* GIVEN PROBLEM *
Skip all pictures, then print the remaining material exactly.

* RECORDS *
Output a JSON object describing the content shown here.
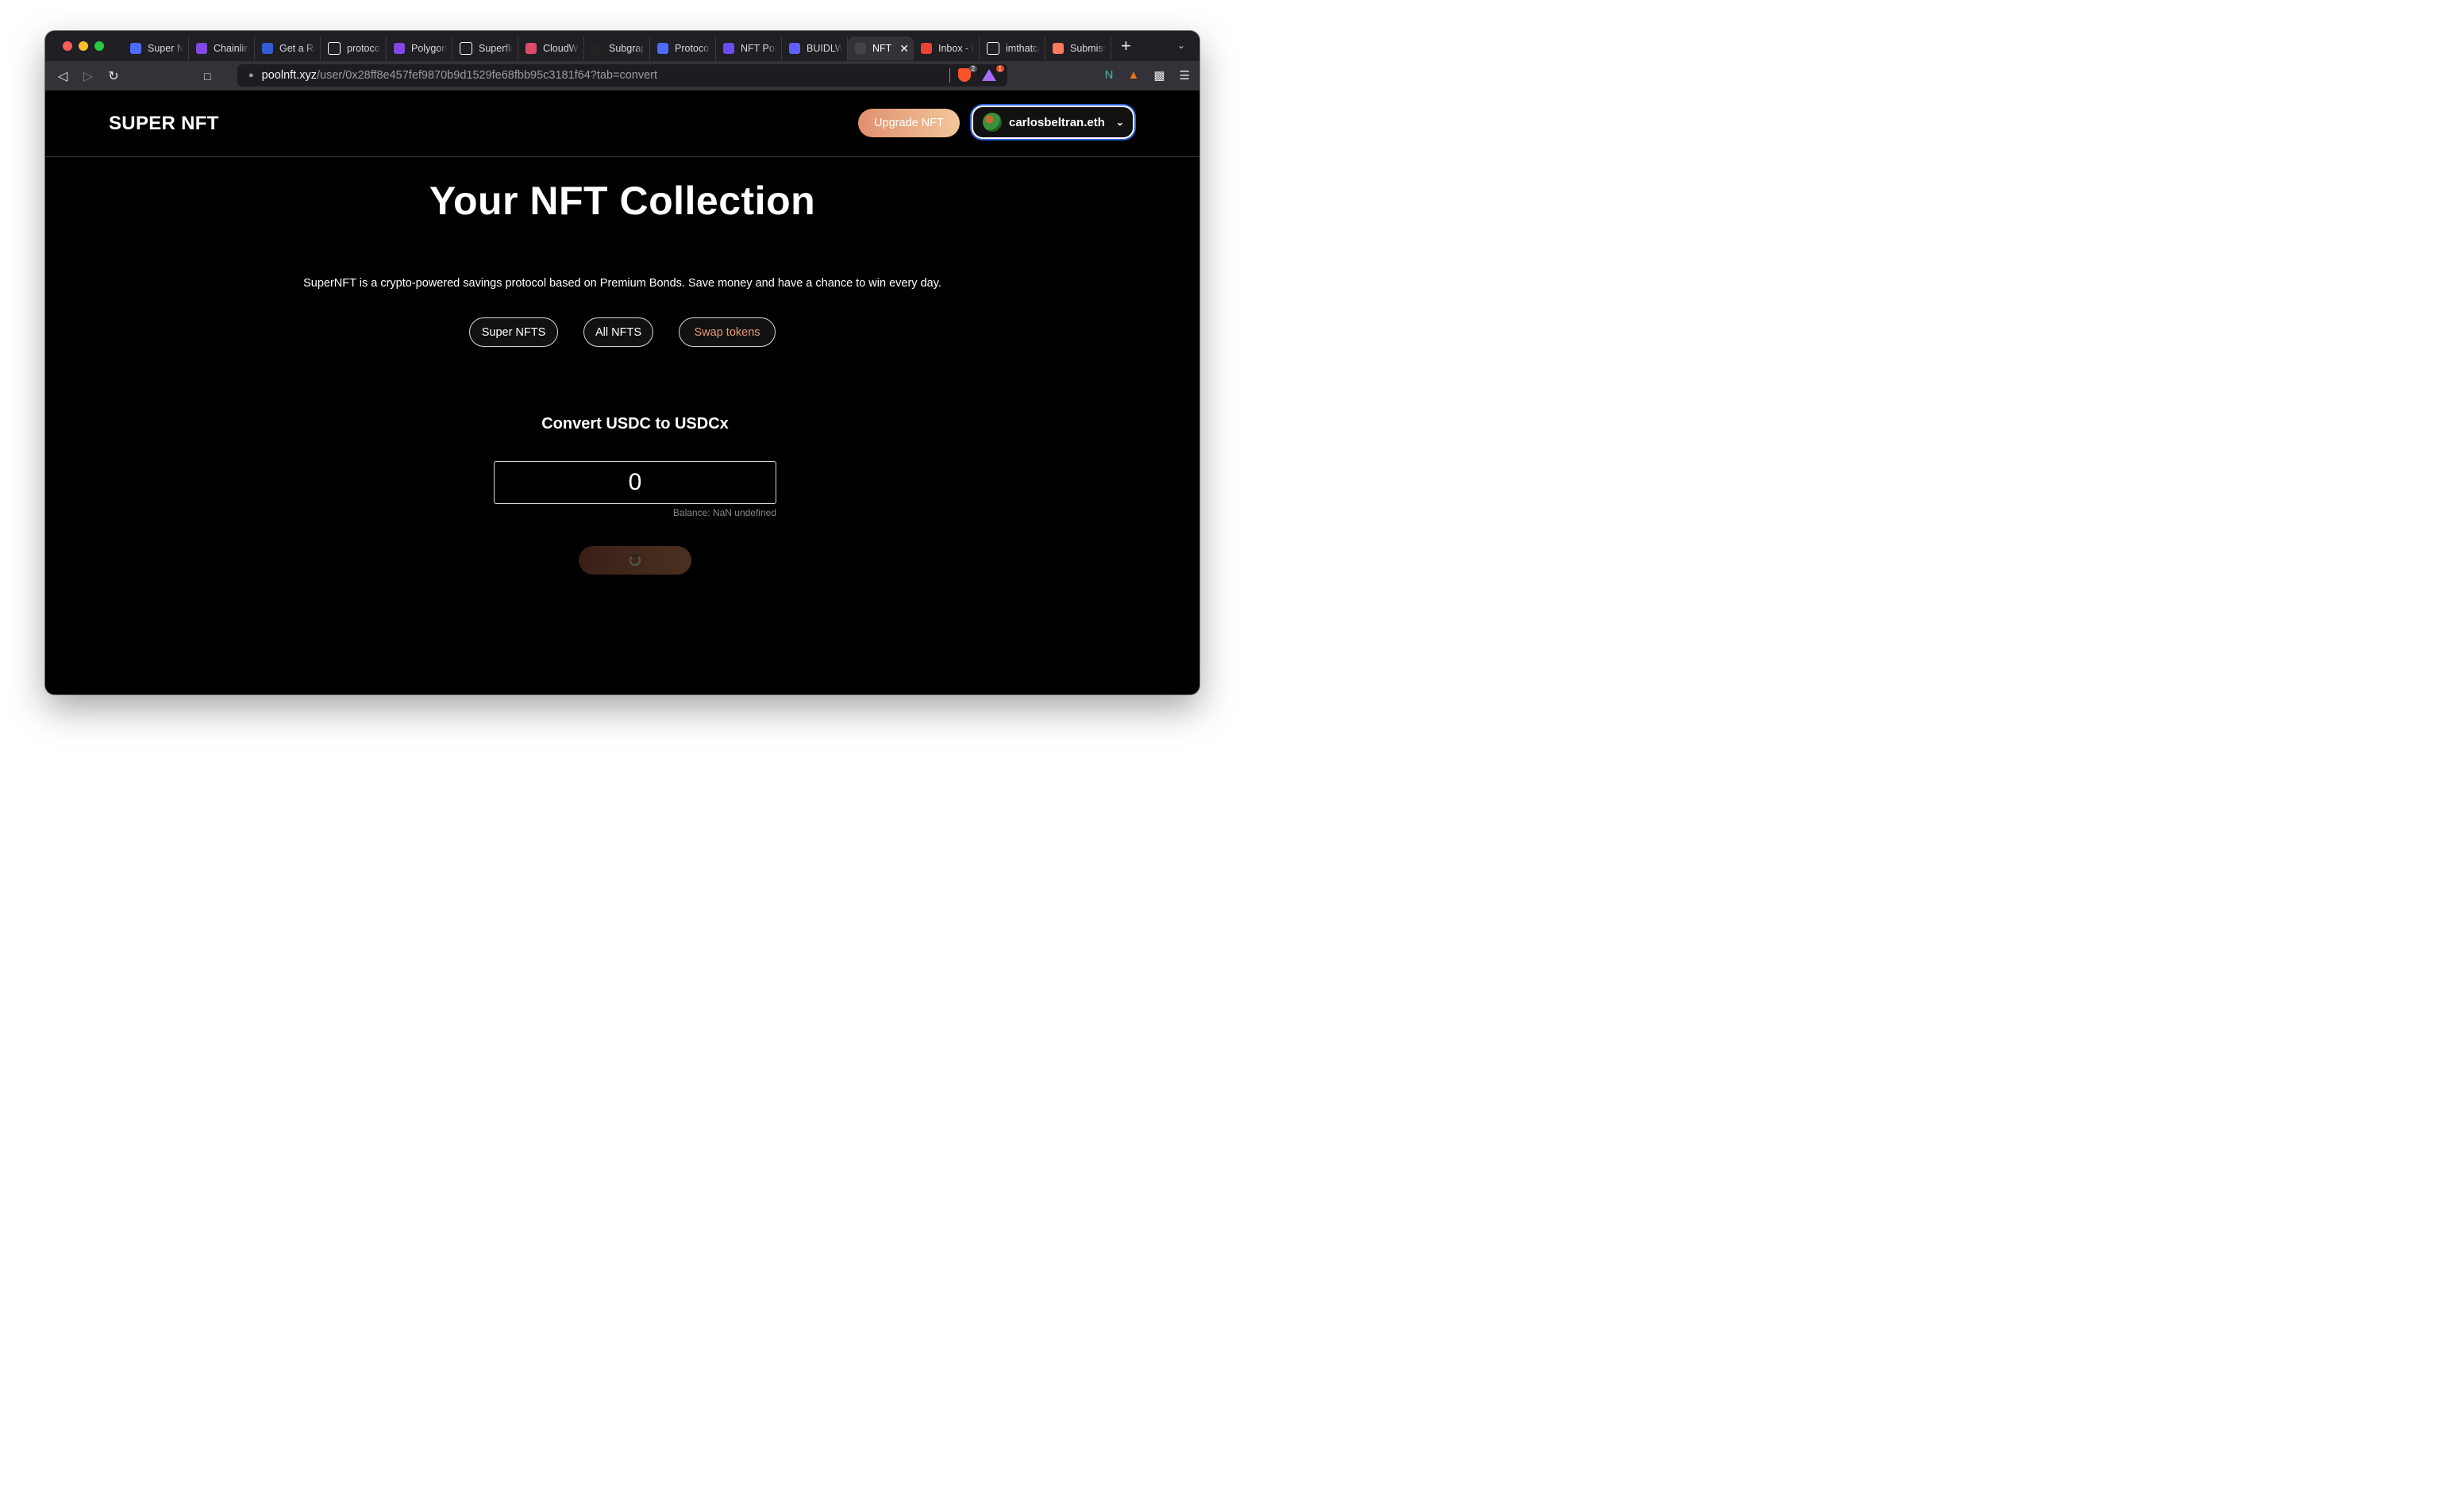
{
  "browser": {
    "tabs": [
      {
        "title": "Super N",
        "favicon": "superfluid-icon",
        "color": "#4f6bff"
      },
      {
        "title": "Chainlin",
        "favicon": "polygon-icon",
        "color": "#8247e5"
      },
      {
        "title": "Get a Ra",
        "favicon": "chainlink-icon",
        "color": "#375bd2"
      },
      {
        "title": "protocol",
        "favicon": "github-icon",
        "color": "#ffffff"
      },
      {
        "title": "Polygon",
        "favicon": "polygon-icon",
        "color": "#8247e5"
      },
      {
        "title": "Superflu",
        "favicon": "superfluid-icon",
        "color": "#ffffff"
      },
      {
        "title": "CloudW",
        "favicon": "cloudwalk-icon",
        "color": "#e04b6a"
      },
      {
        "title": "Subgrap",
        "favicon": "subgraph-icon",
        "color": "#222222"
      },
      {
        "title": "Protoco",
        "favicon": "superfluid-icon",
        "color": "#4f6bff"
      },
      {
        "title": "NFT Poo",
        "favicon": "nft-pool-icon",
        "color": "#6c4cf0"
      },
      {
        "title": "BUIDLW",
        "favicon": "buidl-icon",
        "color": "#5f5fff"
      },
      {
        "title": "NFT",
        "favicon": "sn-icon",
        "color": "#444444",
        "active": true
      },
      {
        "title": "Inbox - l",
        "favicon": "gmail-icon",
        "color": "#ea4335"
      },
      {
        "title": "imthatca",
        "favicon": "github-icon",
        "color": "#ffffff"
      },
      {
        "title": "Submiss",
        "favicon": "submission-icon",
        "color": "#ff7a59"
      }
    ],
    "url_host": "poolnft.xyz",
    "url_path": "/user/0x28ff8e457fef9870b9d1529fe68fbb95c3181f64?tab=convert",
    "badges": {
      "brave": "2",
      "alert": "1"
    }
  },
  "header": {
    "logo": "SUPER NFT",
    "upgrade_label": "Upgrade NFT",
    "account_name": "carlosbeltran.eth"
  },
  "main": {
    "title": "Your NFT Collection",
    "tagline": "SuperNFT is a crypto-powered savings protocol based on Premium Bonds. Save money and have a chance to win every day.",
    "filters": [
      "Super NFTS",
      "All NFTS",
      "Swap tokens"
    ],
    "convert_title": "Convert USDC to USDCx",
    "amount_value": "0",
    "balance_text": "Balance: NaN undefined"
  },
  "colors": {
    "accent": "#e79a72",
    "upgrade_gradient_start": "#e0906e",
    "upgrade_gradient_end": "#f2c79a",
    "account_ring": "#2d63d8"
  }
}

* WRITTEN SOLUTION *
Output a JSON object describing the content shown here.
{
  "browser": {
    "tabs": [
      {
        "title": "Super N",
        "favicon": "superfluid-icon",
        "color": "#4f6bff"
      },
      {
        "title": "Chainlin",
        "favicon": "polygon-icon",
        "color": "#8247e5"
      },
      {
        "title": "Get a Ra",
        "favicon": "chainlink-icon",
        "color": "#375bd2"
      },
      {
        "title": "protocol",
        "favicon": "github-icon",
        "color": "#ffffff"
      },
      {
        "title": "Polygon",
        "favicon": "polygon-icon",
        "color": "#8247e5"
      },
      {
        "title": "Superflu",
        "favicon": "superfluid-icon",
        "color": "#ffffff"
      },
      {
        "title": "CloudW",
        "favicon": "cloudwalk-icon",
        "color": "#e04b6a"
      },
      {
        "title": "Subgrap",
        "favicon": "subgraph-icon",
        "color": "#222222"
      },
      {
        "title": "Protoco",
        "favicon": "superfluid-icon",
        "color": "#4f6bff"
      },
      {
        "title": "NFT Poo",
        "favicon": "nft-pool-icon",
        "color": "#6c4cf0"
      },
      {
        "title": "BUIDLW",
        "favicon": "buidl-icon",
        "color": "#5f5fff"
      },
      {
        "title": "NFT",
        "favicon": "sn-icon",
        "color": "#444444",
        "active": true
      },
      {
        "title": "Inbox - l",
        "favicon": "gmail-icon",
        "color": "#ea4335"
      },
      {
        "title": "imthatca",
        "favicon": "github-icon",
        "color": "#ffffff"
      },
      {
        "title": "Submiss",
        "favicon": "submission-icon",
        "color": "#ff7a59"
      }
    ],
    "url_host": "poolnft.xyz",
    "url_path": "/user/0x28ff8e457fef9870b9d1529fe68fbb95c3181f64?tab=convert",
    "badges": {
      "brave": "2",
      "alert": "1"
    }
  },
  "header": {
    "logo": "SUPER NFT",
    "upgrade_label": "Upgrade NFT",
    "account_name": "carlosbeltran.eth"
  },
  "main": {
    "title": "Your NFT Collection",
    "tagline": "SuperNFT is a crypto-powered savings protocol based on Premium Bonds. Save money and have a chance to win every day.",
    "filters": [
      "Super NFTS",
      "All NFTS",
      "Swap tokens"
    ],
    "convert_title": "Convert USDC to USDCx",
    "amount_value": "0",
    "balance_text": "Balance: NaN undefined"
  },
  "colors": {
    "accent": "#e79a72",
    "upgrade_gradient_start": "#e0906e",
    "upgrade_gradient_end": "#f2c79a",
    "account_ring": "#2d63d8"
  }
}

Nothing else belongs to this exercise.